SUPPLIED DATA –
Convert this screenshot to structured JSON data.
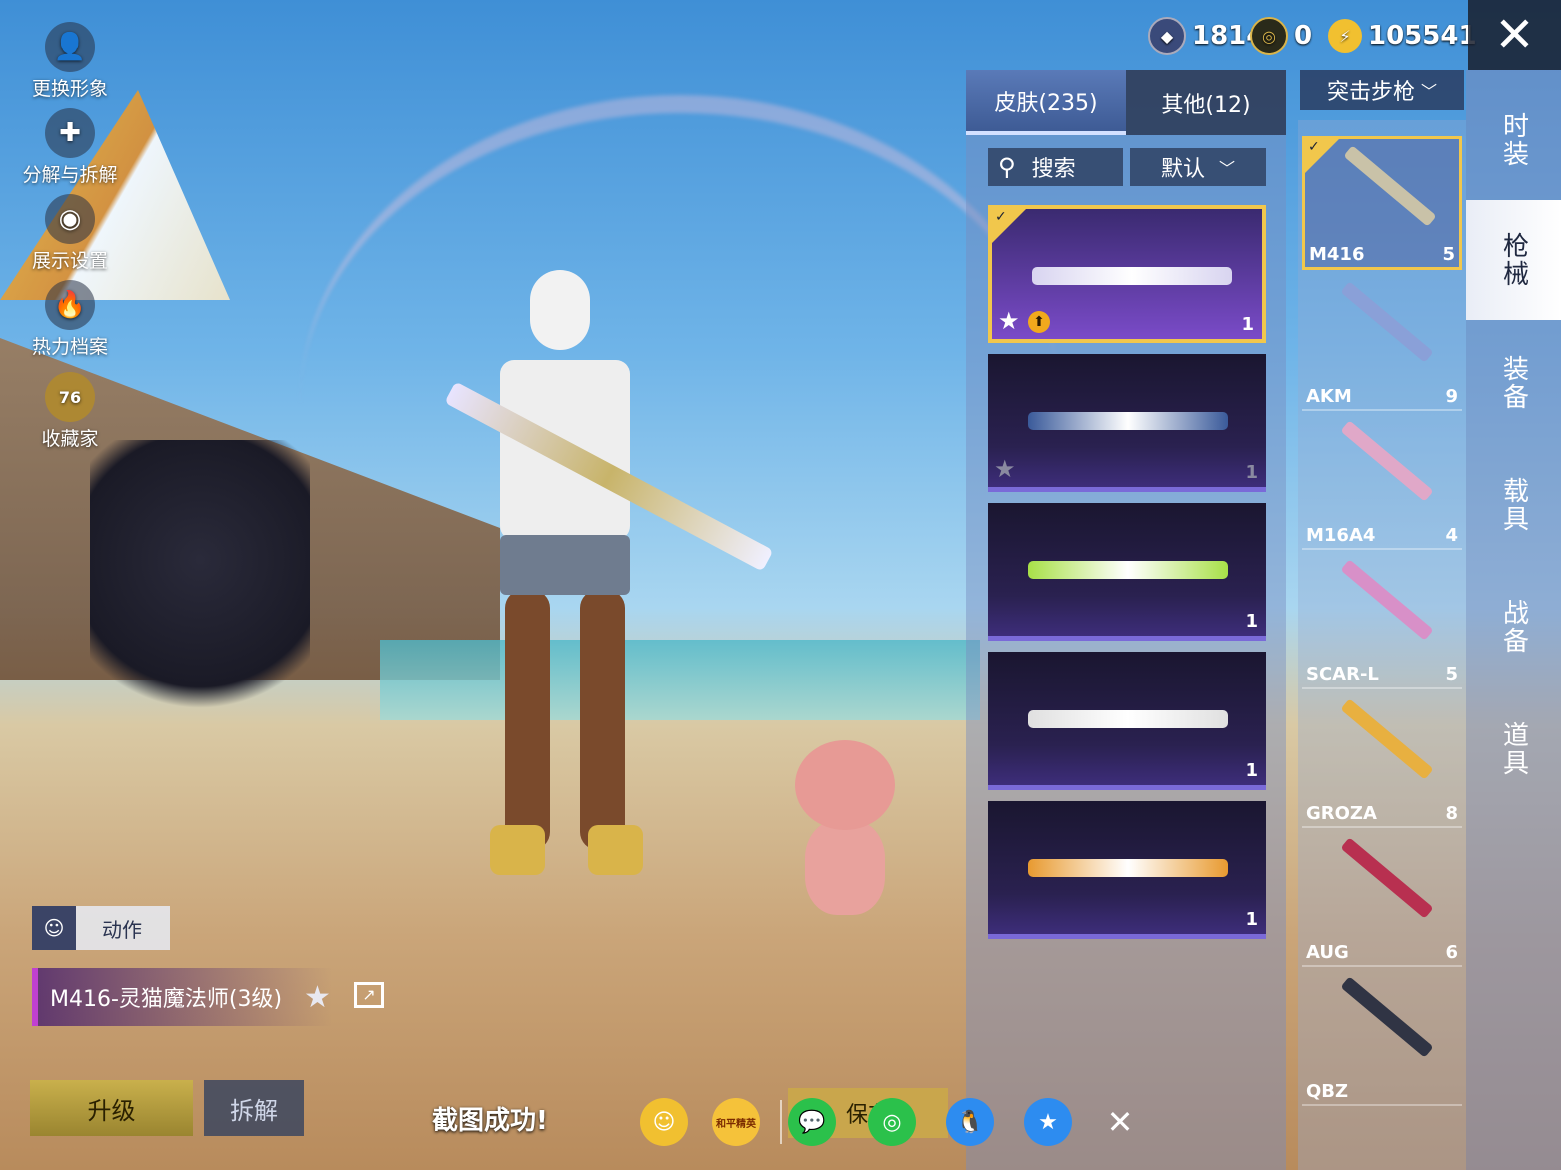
{
  "currency": {
    "coin_a": "1814",
    "coin_b": "0",
    "coin_c": "105541"
  },
  "left_menu": [
    {
      "label": "更换形象",
      "icon": "avatar-icon"
    },
    {
      "label": "分解与拆解",
      "icon": "puzzle-icon"
    },
    {
      "label": "展示设置",
      "icon": "eye-icon"
    },
    {
      "label": "热力档案",
      "icon": "flame-icon"
    },
    {
      "label": "收藏家",
      "icon": "badge-icon",
      "badge": "76"
    }
  ],
  "tabs": {
    "skins": "皮肤(235)",
    "others": "其他(12)"
  },
  "search": {
    "label": "搜索"
  },
  "sort": {
    "label": "默认"
  },
  "weapon_filter": "突击步枪",
  "categories": [
    "时装",
    "枪械",
    "装备",
    "载具",
    "战备",
    "道具"
  ],
  "weapons": [
    {
      "name": "M416",
      "count": "5",
      "color": "#c9c2a8"
    },
    {
      "name": "AKM",
      "count": "9",
      "color": "#8aa0d8"
    },
    {
      "name": "M16A4",
      "count": "4",
      "color": "#e0a8c8"
    },
    {
      "name": "SCAR-L",
      "count": "5",
      "color": "#d890c8"
    },
    {
      "name": "GROZA",
      "count": "8",
      "color": "#e8b040"
    },
    {
      "name": "AUG",
      "count": "6",
      "color": "#b83050"
    },
    {
      "name": "QBZ",
      "count": "",
      "color": "#303444"
    }
  ],
  "skins": [
    {
      "count": "1",
      "color": "#d8d4f0"
    },
    {
      "count": "1",
      "color": "#3a5a9a"
    },
    {
      "count": "1",
      "color": "#a8e048"
    },
    {
      "count": "1",
      "color": "#e0e0e0"
    },
    {
      "count": "1",
      "color": "#e89a30"
    }
  ],
  "action_label": "动作",
  "skin_name": "M416-灵猫魔法师(3级)",
  "buttons": {
    "upgrade": "升级",
    "disassemble": "拆解",
    "save": "保存"
  },
  "toast": "截图成功!",
  "share_targets": [
    "wegame-icon",
    "game-logo-icon",
    "wechat-icon",
    "moments-icon",
    "qq-icon",
    "qzone-icon",
    "close-icon"
  ],
  "share_logo_text": "和平精英"
}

YOUR OBJECTIVE – Reproduce the listing word for word and omit its pictures.

SOLUTION FOR THIS TASK –
Convert this screenshot to structured JSON data.
{
  "currency": {
    "coin_a": "1814",
    "coin_b": "0",
    "coin_c": "105541"
  },
  "left_menu": [
    {
      "label": "更换形象",
      "icon": "avatar-icon"
    },
    {
      "label": "分解与拆解",
      "icon": "puzzle-icon"
    },
    {
      "label": "展示设置",
      "icon": "eye-icon"
    },
    {
      "label": "热力档案",
      "icon": "flame-icon"
    },
    {
      "label": "收藏家",
      "icon": "badge-icon",
      "badge": "76"
    }
  ],
  "tabs": {
    "skins": "皮肤(235)",
    "others": "其他(12)"
  },
  "search": {
    "label": "搜索"
  },
  "sort": {
    "label": "默认"
  },
  "weapon_filter": "突击步枪",
  "categories": [
    "时装",
    "枪械",
    "装备",
    "载具",
    "战备",
    "道具"
  ],
  "weapons": [
    {
      "name": "M416",
      "count": "5",
      "color": "#c9c2a8"
    },
    {
      "name": "AKM",
      "count": "9",
      "color": "#8aa0d8"
    },
    {
      "name": "M16A4",
      "count": "4",
      "color": "#e0a8c8"
    },
    {
      "name": "SCAR-L",
      "count": "5",
      "color": "#d890c8"
    },
    {
      "name": "GROZA",
      "count": "8",
      "color": "#e8b040"
    },
    {
      "name": "AUG",
      "count": "6",
      "color": "#b83050"
    },
    {
      "name": "QBZ",
      "count": "",
      "color": "#303444"
    }
  ],
  "skins": [
    {
      "count": "1",
      "color": "#d8d4f0"
    },
    {
      "count": "1",
      "color": "#3a5a9a"
    },
    {
      "count": "1",
      "color": "#a8e048"
    },
    {
      "count": "1",
      "color": "#e0e0e0"
    },
    {
      "count": "1",
      "color": "#e89a30"
    }
  ],
  "action_label": "动作",
  "skin_name": "M416-灵猫魔法师(3级)",
  "buttons": {
    "upgrade": "升级",
    "disassemble": "拆解",
    "save": "保存"
  },
  "toast": "截图成功!",
  "share_targets": [
    "wegame-icon",
    "game-logo-icon",
    "wechat-icon",
    "moments-icon",
    "qq-icon",
    "qzone-icon",
    "close-icon"
  ],
  "share_logo_text": "和平精英"
}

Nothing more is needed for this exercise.